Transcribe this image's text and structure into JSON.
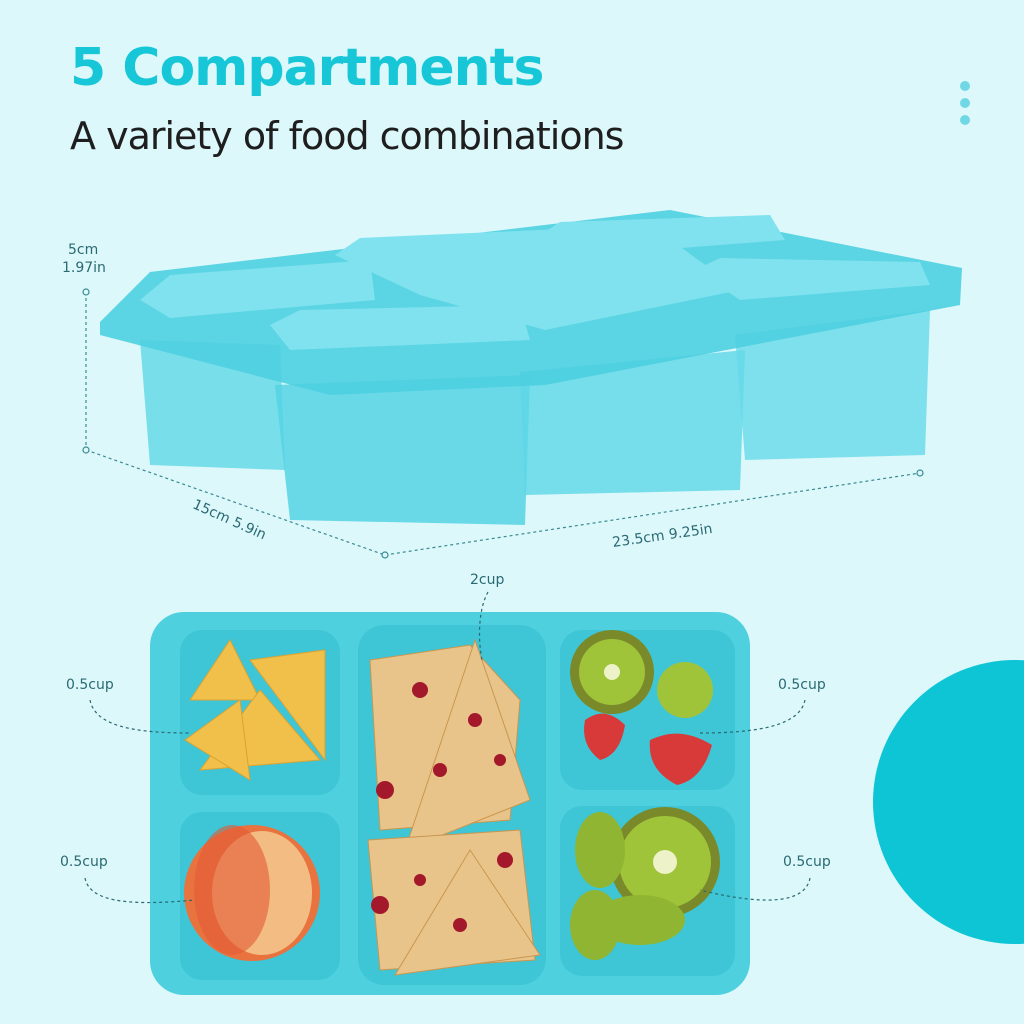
{
  "header": {
    "title": "5 Compartments",
    "subtitle": "A variety of food combinations"
  },
  "dimensions": {
    "height_cm": "5cm",
    "height_in": "1.97in",
    "depth": "15cm 5.9in",
    "width": "23.5cm 9.25in"
  },
  "capacities": {
    "center": "2cup",
    "top_left": "0.5cup",
    "bottom_left": "0.5cup",
    "top_right": "0.5cup",
    "bottom_right": "0.5cup"
  },
  "colors": {
    "accent": "#17c7d7",
    "background": "#dcf8fb",
    "container": "#4fd0df",
    "circle": "#0ec5d6"
  },
  "icons": {
    "menu": "vertical-dots-icon"
  }
}
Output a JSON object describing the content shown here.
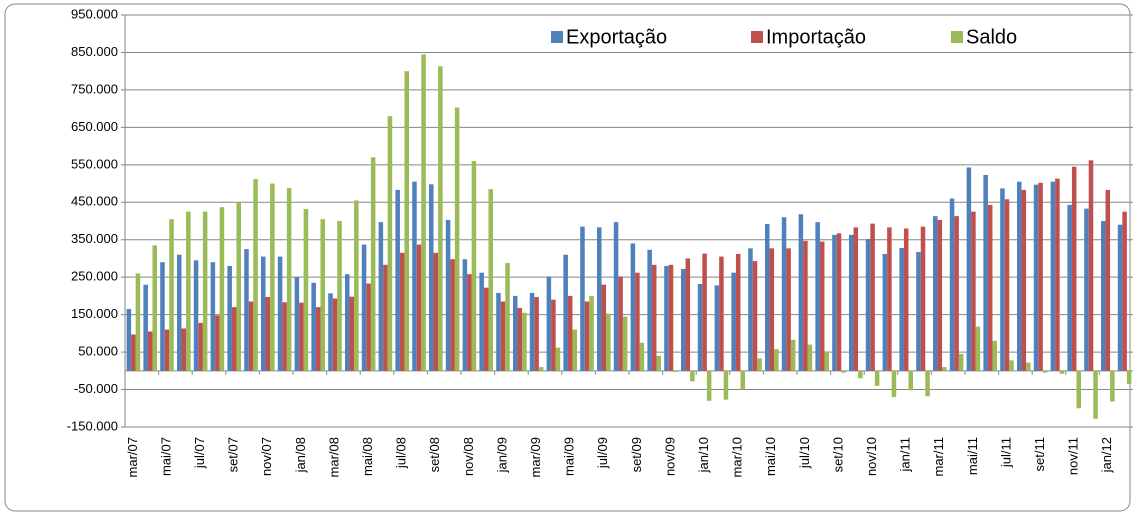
{
  "chart_data": {
    "type": "bar",
    "categories": [
      "mar/07",
      null,
      "mai/07",
      null,
      "jul/07",
      null,
      "set/07",
      null,
      "nov/07",
      null,
      "jan/08",
      null,
      "mar/08",
      null,
      "mai/08",
      null,
      "jul/08",
      null,
      "set/08",
      null,
      "nov/08",
      null,
      "jan/09",
      null,
      "mar/09",
      null,
      "mai/09",
      null,
      "jul/09",
      null,
      "set/09",
      null,
      "nov/09",
      null,
      "jan/10",
      null,
      "mar/10",
      null,
      "mai/10",
      null,
      "jul/10",
      null,
      "set/10",
      null,
      "nov/10",
      null,
      "jan/11",
      null,
      "mar/11",
      null,
      "mai/11",
      null,
      "jul/11",
      null,
      "set/11",
      null,
      "nov/11",
      null,
      "jan/12",
      null
    ],
    "series": [
      {
        "name": "Exportação",
        "color": "#4f81bd",
        "values": [
          165000,
          230000,
          290000,
          310000,
          295000,
          290000,
          280000,
          325000,
          305000,
          305000,
          250000,
          235000,
          207000,
          258000,
          337000,
          397000,
          483000,
          505000,
          498000,
          403000,
          298000,
          262000,
          208000,
          200000,
          208000,
          252000,
          310000,
          385000,
          383000,
          397000,
          340000,
          323000,
          280000,
          272000,
          232000,
          228000,
          262000,
          327000,
          392000,
          410000,
          418000,
          397000,
          363000,
          363000,
          352000,
          312000,
          328000,
          317000,
          413000,
          460000,
          543000,
          523000,
          487000,
          505000,
          497000,
          505000,
          443000,
          433000,
          400000,
          390000
        ]
      },
      {
        "name": "Importação",
        "color": "#c0504d",
        "values": [
          97000,
          105000,
          110000,
          113000,
          128000,
          148000,
          170000,
          185000,
          197000,
          183000,
          182000,
          170000,
          193000,
          198000,
          233000,
          283000,
          315000,
          337000,
          315000,
          298000,
          258000,
          222000,
          185000,
          168000,
          197000,
          190000,
          200000,
          185000,
          230000,
          252000,
          262000,
          283000,
          283000,
          300000,
          313000,
          305000,
          312000,
          293000,
          327000,
          327000,
          347000,
          345000,
          367000,
          383000,
          393000,
          383000,
          380000,
          385000,
          403000,
          413000,
          425000,
          443000,
          458000,
          483000,
          502000,
          513000,
          545000,
          562000,
          483000,
          425000
        ]
      },
      {
        "name": "Saldo",
        "color": "#9bbb59",
        "values": [
          260000,
          335000,
          405000,
          425000,
          425000,
          437000,
          450000,
          512000,
          500000,
          488000,
          432000,
          405000,
          400000,
          455000,
          570000,
          680000,
          800000,
          845000,
          813000,
          703000,
          560000,
          485000,
          288000,
          155000,
          10000,
          62000,
          110000,
          200000,
          153000,
          145000,
          75000,
          40000,
          -3000,
          -28000,
          -80000,
          -77000,
          -50000,
          33000,
          58000,
          83000,
          70000,
          52000,
          -5000,
          -20000,
          -40000,
          -70000,
          -52000,
          -68000,
          10000,
          45000,
          118000,
          80000,
          28000,
          22000,
          -5000,
          -8000,
          -100000,
          -128000,
          -82000,
          -35000
        ]
      }
    ],
    "ylim": [
      -150000,
      950000
    ],
    "yticks": [
      {
        "value": -150000,
        "label": "-150.000"
      },
      {
        "value": -50000,
        "label": "-50.000"
      },
      {
        "value": 50000,
        "label": "50.000"
      },
      {
        "value": 150000,
        "label": "150.000"
      },
      {
        "value": 250000,
        "label": "250.000"
      },
      {
        "value": 350000,
        "label": "350.000"
      },
      {
        "value": 450000,
        "label": "450.000"
      },
      {
        "value": 550000,
        "label": "550.000"
      },
      {
        "value": 650000,
        "label": "650.000"
      },
      {
        "value": 750000,
        "label": "750.000"
      },
      {
        "value": 850000,
        "label": "850.000"
      },
      {
        "value": 950000,
        "label": "950.000"
      }
    ],
    "grid": true,
    "legend": "top"
  }
}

================================

Do this => Copy every line above word for word and exclude the pictures.

Solution to this task =>
Transcribe this image's text and structure into JSON.
{
  "header": {
    "title": "5 Compartments",
    "subtitle": "A variety of food combinations"
  },
  "dimensions": {
    "height_cm": "5cm",
    "height_in": "1.97in",
    "depth": "15cm 5.9in",
    "width": "23.5cm 9.25in"
  },
  "capacities": {
    "center": "2cup",
    "top_left": "0.5cup",
    "bottom_left": "0.5cup",
    "top_right": "0.5cup",
    "bottom_right": "0.5cup"
  },
  "colors": {
    "accent": "#17c7d7",
    "background": "#dcf8fb",
    "container": "#4fd0df",
    "circle": "#0ec5d6"
  },
  "icons": {
    "menu": "vertical-dots-icon"
  }
}
Output a JSON object describing the content shown here.
{
  "chart_data": {
    "type": "bar",
    "categories": [
      "mar/07",
      null,
      "mai/07",
      null,
      "jul/07",
      null,
      "set/07",
      null,
      "nov/07",
      null,
      "jan/08",
      null,
      "mar/08",
      null,
      "mai/08",
      null,
      "jul/08",
      null,
      "set/08",
      null,
      "nov/08",
      null,
      "jan/09",
      null,
      "mar/09",
      null,
      "mai/09",
      null,
      "jul/09",
      null,
      "set/09",
      null,
      "nov/09",
      null,
      "jan/10",
      null,
      "mar/10",
      null,
      "mai/10",
      null,
      "jul/10",
      null,
      "set/10",
      null,
      "nov/10",
      null,
      "jan/11",
      null,
      "mar/11",
      null,
      "mai/11",
      null,
      "jul/11",
      null,
      "set/11",
      null,
      "nov/11",
      null,
      "jan/12",
      null
    ],
    "series": [
      {
        "name": "Exportação",
        "color": "#4f81bd",
        "values": [
          165000,
          230000,
          290000,
          310000,
          295000,
          290000,
          280000,
          325000,
          305000,
          305000,
          250000,
          235000,
          207000,
          258000,
          337000,
          397000,
          483000,
          505000,
          498000,
          403000,
          298000,
          262000,
          208000,
          200000,
          208000,
          252000,
          310000,
          385000,
          383000,
          397000,
          340000,
          323000,
          280000,
          272000,
          232000,
          228000,
          262000,
          327000,
          392000,
          410000,
          418000,
          397000,
          363000,
          363000,
          352000,
          312000,
          328000,
          317000,
          413000,
          460000,
          543000,
          523000,
          487000,
          505000,
          497000,
          505000,
          443000,
          433000,
          400000,
          390000
        ]
      },
      {
        "name": "Importação",
        "color": "#c0504d",
        "values": [
          97000,
          105000,
          110000,
          113000,
          128000,
          148000,
          170000,
          185000,
          197000,
          183000,
          182000,
          170000,
          193000,
          198000,
          233000,
          283000,
          315000,
          337000,
          315000,
          298000,
          258000,
          222000,
          185000,
          168000,
          197000,
          190000,
          200000,
          185000,
          230000,
          252000,
          262000,
          283000,
          283000,
          300000,
          313000,
          305000,
          312000,
          293000,
          327000,
          327000,
          347000,
          345000,
          367000,
          383000,
          393000,
          383000,
          380000,
          385000,
          403000,
          413000,
          425000,
          443000,
          458000,
          483000,
          502000,
          513000,
          545000,
          562000,
          483000,
          425000
        ]
      },
      {
        "name": "Saldo",
        "color": "#9bbb59",
        "values": [
          260000,
          335000,
          405000,
          425000,
          425000,
          437000,
          450000,
          512000,
          500000,
          488000,
          432000,
          405000,
          400000,
          455000,
          570000,
          680000,
          800000,
          845000,
          813000,
          703000,
          560000,
          485000,
          288000,
          155000,
          10000,
          62000,
          110000,
          200000,
          153000,
          145000,
          75000,
          40000,
          -3000,
          -28000,
          -80000,
          -77000,
          -50000,
          33000,
          58000,
          83000,
          70000,
          52000,
          -5000,
          -20000,
          -40000,
          -70000,
          -52000,
          -68000,
          10000,
          45000,
          118000,
          80000,
          28000,
          22000,
          -5000,
          -8000,
          -100000,
          -128000,
          -82000,
          -35000
        ]
      }
    ],
    "ylim": [
      -150000,
      950000
    ],
    "yticks": [
      {
        "value": -150000,
        "label": "-150.000"
      },
      {
        "value": -50000,
        "label": "-50.000"
      },
      {
        "value": 50000,
        "label": "50.000"
      },
      {
        "value": 150000,
        "label": "150.000"
      },
      {
        "value": 250000,
        "label": "250.000"
      },
      {
        "value": 350000,
        "label": "350.000"
      },
      {
        "value": 450000,
        "label": "450.000"
      },
      {
        "value": 550000,
        "label": "550.000"
      },
      {
        "value": 650000,
        "label": "650.000"
      },
      {
        "value": 750000,
        "label": "750.000"
      },
      {
        "value": 850000,
        "label": "850.000"
      },
      {
        "value": 950000,
        "label": "950.000"
      }
    ],
    "grid": true,
    "legend": "top"
  }
}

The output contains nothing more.